— EXERCISE OBJECTIVE —
Each entry below is to be given again word for word, with no pictures.

---------------

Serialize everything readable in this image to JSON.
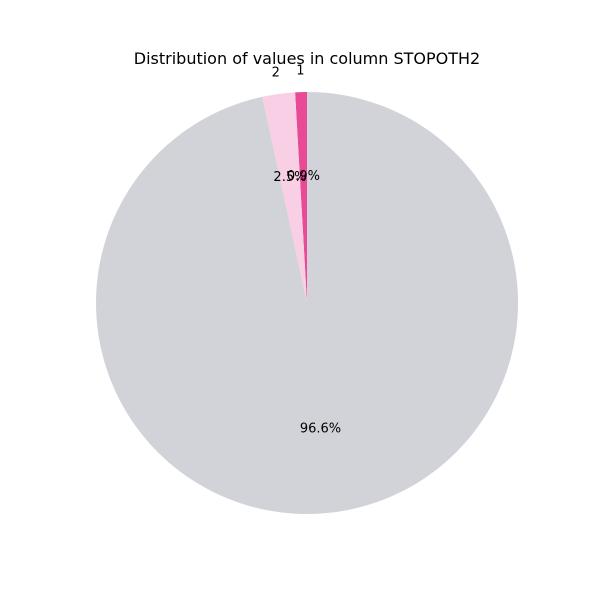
{
  "chart_data": {
    "type": "pie",
    "title": "Distribution of values in column STOPOTH2",
    "start_angle_deg": 90,
    "direction": "counterclockwise",
    "slices": [
      {
        "label": "1",
        "value": 0.9,
        "pct_label": "0.9%",
        "color": "#e84a96"
      },
      {
        "label": "2",
        "value": 2.5,
        "pct_label": "2.5%",
        "color": "#f9cfe6"
      },
      {
        "label": "",
        "value": 96.6,
        "pct_label": "96.6%",
        "color": "#d1d3d9"
      }
    ]
  }
}
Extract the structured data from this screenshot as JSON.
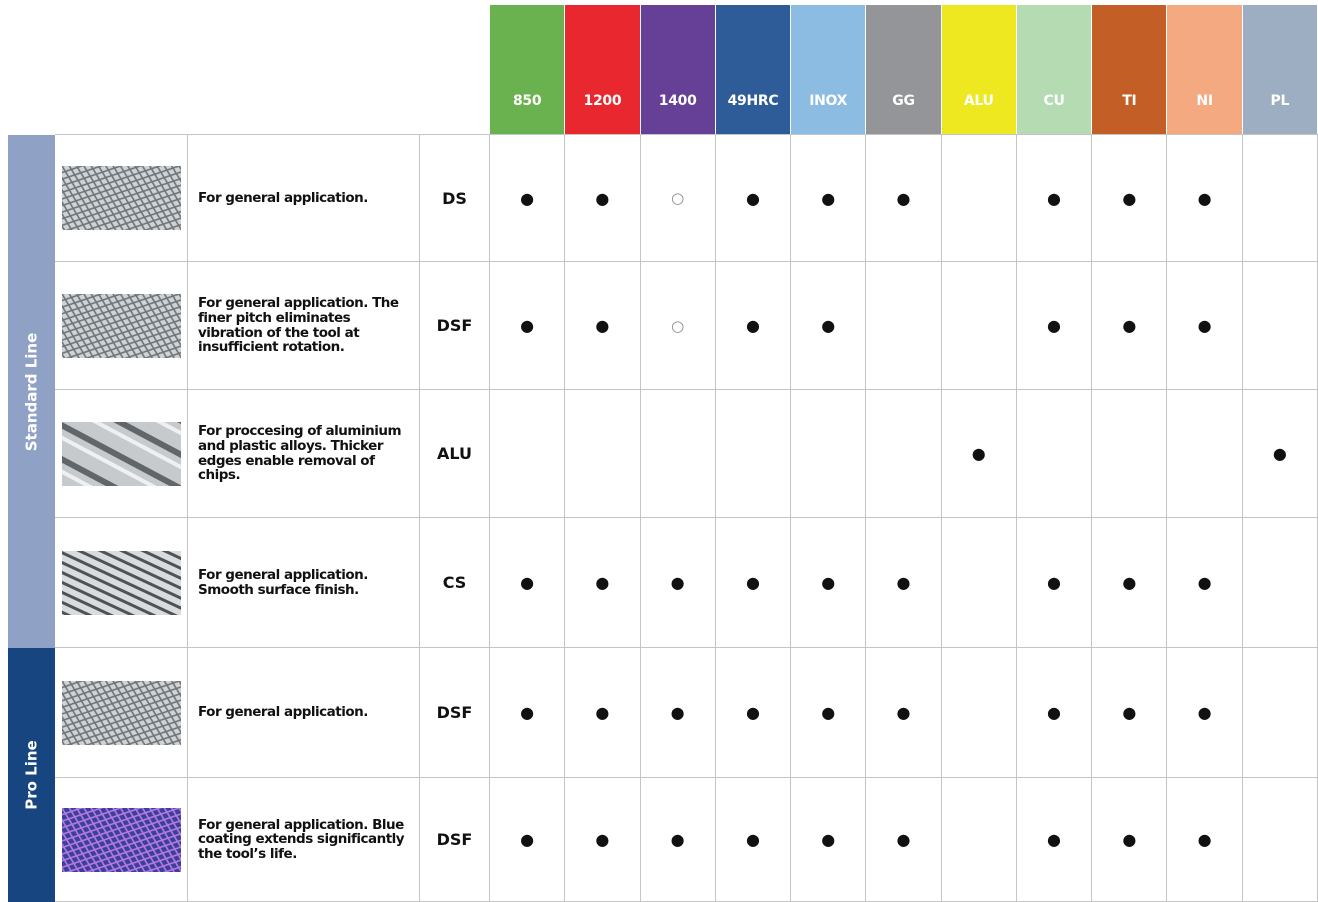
{
  "header": {
    "materials": [
      {
        "label": "850",
        "color": "#6ab150"
      },
      {
        "label": "1200",
        "color": "#e8282e"
      },
      {
        "label": "1400",
        "color": "#663f96"
      },
      {
        "label": "49HRC",
        "color": "#2d5c98"
      },
      {
        "label": "INOX",
        "color": "#8dbce3"
      },
      {
        "label": "GG",
        "color": "#939598"
      },
      {
        "label": "ALU",
        "color": "#ede81f"
      },
      {
        "label": "CU",
        "color": "#b5dbb3"
      },
      {
        "label": "TI",
        "color": "#c25e26"
      },
      {
        "label": "NI",
        "color": "#f4a981"
      },
      {
        "label": "PL",
        "color": "#9daec2"
      }
    ]
  },
  "groups": [
    {
      "label": "Standard Line",
      "color": "#8fa2c5",
      "rows": [
        {
          "description": "For general application.",
          "code": "DS",
          "marks": [
            "●",
            "●",
            "○",
            "●",
            "●",
            "●",
            null,
            "●",
            "●",
            "●",
            null
          ]
        },
        {
          "description": "For general application. The finer pitch eliminates vibration of the tool at insufficient rotation.",
          "code": "DSF",
          "marks": [
            "●",
            "●",
            "○",
            "●",
            "●",
            null,
            null,
            "●",
            "●",
            "●",
            null
          ]
        },
        {
          "description": "For proccesing of aluminium and plastic alloys. Thicker edges enable removal of chips.",
          "code": "ALU",
          "marks": [
            null,
            null,
            null,
            null,
            null,
            null,
            "●",
            null,
            null,
            null,
            "●"
          ]
        },
        {
          "description": "For general application. Smooth surface finish.",
          "code": "CS",
          "marks": [
            "●",
            "●",
            "●",
            "●",
            "●",
            "●",
            null,
            "●",
            "●",
            "●",
            null
          ]
        }
      ]
    },
    {
      "label": "Pro Line",
      "color": "#17457f",
      "rows": [
        {
          "description": "For general application.",
          "code": "DSF",
          "marks": [
            "●",
            "●",
            "●",
            "●",
            "●",
            "●",
            null,
            "●",
            "●",
            "●",
            null
          ]
        },
        {
          "description": "For general application. Blue coating extends significantly the tool’s life.",
          "code": "DSF",
          "marks": [
            "●",
            "●",
            "●",
            "●",
            "●",
            "●",
            null,
            "●",
            "●",
            "●",
            null
          ]
        }
      ]
    }
  ]
}
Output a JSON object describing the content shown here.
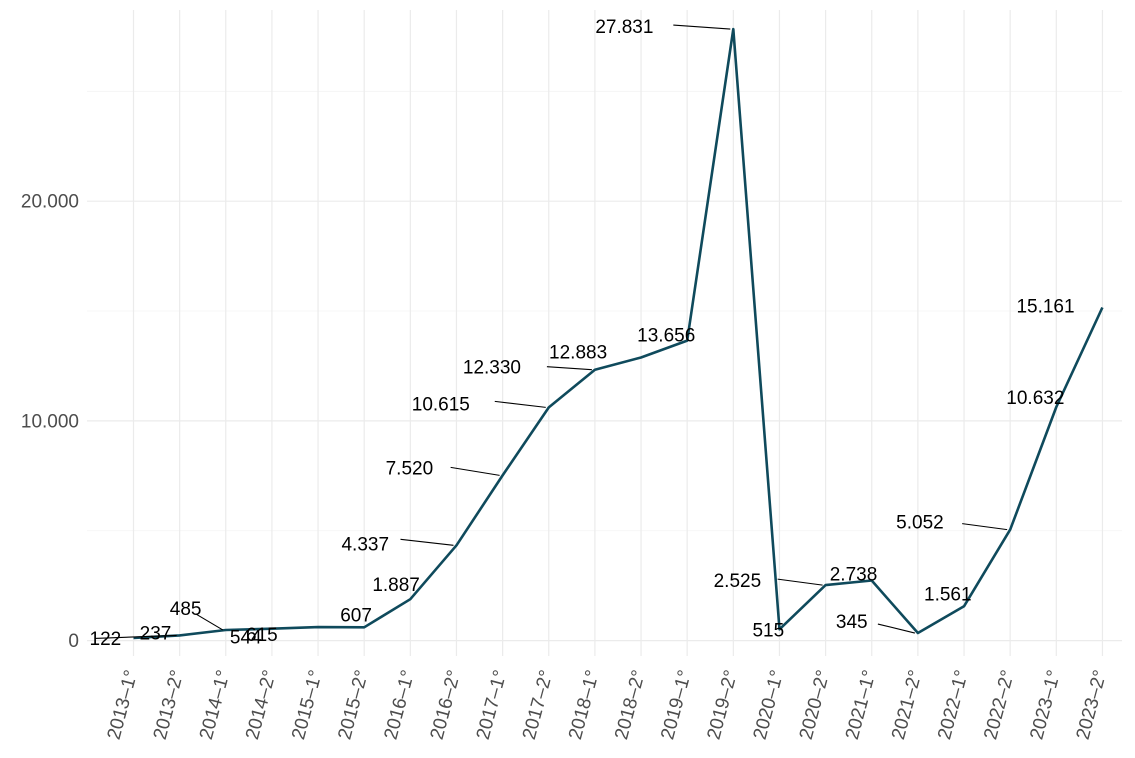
{
  "chart_data": {
    "type": "line",
    "categories": [
      "2013–1°",
      "2013–2°",
      "2014–1°",
      "2014–2°",
      "2015–1°",
      "2015–2°",
      "2016–1°",
      "2016–2°",
      "2017–1°",
      "2017–2°",
      "2018–1°",
      "2018–2°",
      "2019–1°",
      "2019–2°",
      "2020–1°",
      "2020–2°",
      "2021–1°",
      "2021–2°",
      "2022–1°",
      "2022–2°",
      "2023–1°",
      "2023–2°"
    ],
    "values": [
      122,
      237,
      485,
      544,
      615,
      607,
      1887,
      4337,
      7520,
      10615,
      12330,
      12883,
      13656,
      27831,
      515,
      2525,
      2738,
      345,
      1561,
      5052,
      10632,
      15161
    ],
    "labels": [
      "122",
      "237",
      "485",
      "544",
      "615",
      "607",
      "1.887",
      "4.337",
      "7.520",
      "10.615",
      "12.330",
      "12.883",
      "13.656",
      "27.831",
      "515",
      "2.525",
      "2.738",
      "345",
      "1.561",
      "5.052",
      "10.632",
      "15.161"
    ],
    "y_ticks": [
      0,
      10000,
      20000
    ],
    "y_tick_labels": [
      "0",
      "10.000",
      "20.000"
    ],
    "ylim": [
      -700,
      28700
    ],
    "grid": true,
    "line_color": "#0f4a5c",
    "title": "",
    "xlabel": "",
    "ylabel": ""
  }
}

---------------

— RESULT OF THE EXERCISE —
Serialize everything readable in this image to JSON.
{
  "chart_data": {
    "type": "pie",
    "title": "Distribution of values in column STOPOTH2",
    "start_angle_deg": 90,
    "direction": "counterclockwise",
    "slices": [
      {
        "label": "1",
        "value": 0.9,
        "pct_label": "0.9%",
        "color": "#e84a96"
      },
      {
        "label": "2",
        "value": 2.5,
        "pct_label": "2.5%",
        "color": "#f9cfe6"
      },
      {
        "label": "",
        "value": 96.6,
        "pct_label": "96.6%",
        "color": "#d1d3d9"
      }
    ]
  }
}
Extract the structured data from this screenshot as JSON.
{
  "header": {
    "materials": [
      {
        "label": "850",
        "color": "#6ab150"
      },
      {
        "label": "1200",
        "color": "#e8282e"
      },
      {
        "label": "1400",
        "color": "#663f96"
      },
      {
        "label": "49HRC",
        "color": "#2d5c98"
      },
      {
        "label": "INOX",
        "color": "#8dbce3"
      },
      {
        "label": "GG",
        "color": "#939598"
      },
      {
        "label": "ALU",
        "color": "#ede81f"
      },
      {
        "label": "CU",
        "color": "#b5dbb3"
      },
      {
        "label": "TI",
        "color": "#c25e26"
      },
      {
        "label": "NI",
        "color": "#f4a981"
      },
      {
        "label": "PL",
        "color": "#9daec2"
      }
    ]
  },
  "groups": [
    {
      "label": "Standard Line",
      "color": "#8fa2c5",
      "rows": [
        {
          "description": "For general application.",
          "code": "DS",
          "marks": [
            "●",
            "●",
            "○",
            "●",
            "●",
            "●",
            null,
            "●",
            "●",
            "●",
            null
          ]
        },
        {
          "description": "For general application. The finer pitch eliminates vibration of the tool at insufficient rotation.",
          "code": "DSF",
          "marks": [
            "●",
            "●",
            "○",
            "●",
            "●",
            null,
            null,
            "●",
            "●",
            "●",
            null
          ]
        },
        {
          "description": "For proccesing of aluminium and plastic alloys. Thicker edges enable removal of chips.",
          "code": "ALU",
          "marks": [
            null,
            null,
            null,
            null,
            null,
            null,
            "●",
            null,
            null,
            null,
            "●"
          ]
        },
        {
          "description": "For general application. Smooth surface finish.",
          "code": "CS",
          "marks": [
            "●",
            "●",
            "●",
            "●",
            "●",
            "●",
            null,
            "●",
            "●",
            "●",
            null
          ]
        }
      ]
    },
    {
      "label": "Pro Line",
      "color": "#17457f",
      "rows": [
        {
          "description": "For general application.",
          "code": "DSF",
          "marks": [
            "●",
            "●",
            "●",
            "●",
            "●",
            "●",
            null,
            "●",
            "●",
            "●",
            null
          ]
        },
        {
          "description": "For general application. Blue coating extends significantly the tool’s life.",
          "code": "DSF",
          "marks": [
            "●",
            "●",
            "●",
            "●",
            "●",
            "●",
            null,
            "●",
            "●",
            "●",
            null
          ]
        }
      ]
    }
  ]
}
Output a JSON object describing the content shown here.
{
  "chart_data": {
    "type": "line",
    "categories": [
      "2013–1°",
      "2013–2°",
      "2014–1°",
      "2014–2°",
      "2015–1°",
      "2015–2°",
      "2016–1°",
      "2016–2°",
      "2017–1°",
      "2017–2°",
      "2018–1°",
      "2018–2°",
      "2019–1°",
      "2019–2°",
      "2020–1°",
      "2020–2°",
      "2021–1°",
      "2021–2°",
      "2022–1°",
      "2022–2°",
      "2023–1°",
      "2023–2°"
    ],
    "values": [
      122,
      237,
      485,
      544,
      615,
      607,
      1887,
      4337,
      7520,
      10615,
      12330,
      12883,
      13656,
      27831,
      515,
      2525,
      2738,
      345,
      1561,
      5052,
      10632,
      15161
    ],
    "labels": [
      "122",
      "237",
      "485",
      "544",
      "615",
      "607",
      "1.887",
      "4.337",
      "7.520",
      "10.615",
      "12.330",
      "12.883",
      "13.656",
      "27.831",
      "515",
      "2.525",
      "2.738",
      "345",
      "1.561",
      "5.052",
      "10.632",
      "15.161"
    ],
    "y_ticks": [
      0,
      10000,
      20000
    ],
    "y_tick_labels": [
      "0",
      "10.000",
      "20.000"
    ],
    "ylim": [
      -700,
      28700
    ],
    "grid": true,
    "line_color": "#0f4a5c",
    "title": "",
    "xlabel": "",
    "ylabel": ""
  }
}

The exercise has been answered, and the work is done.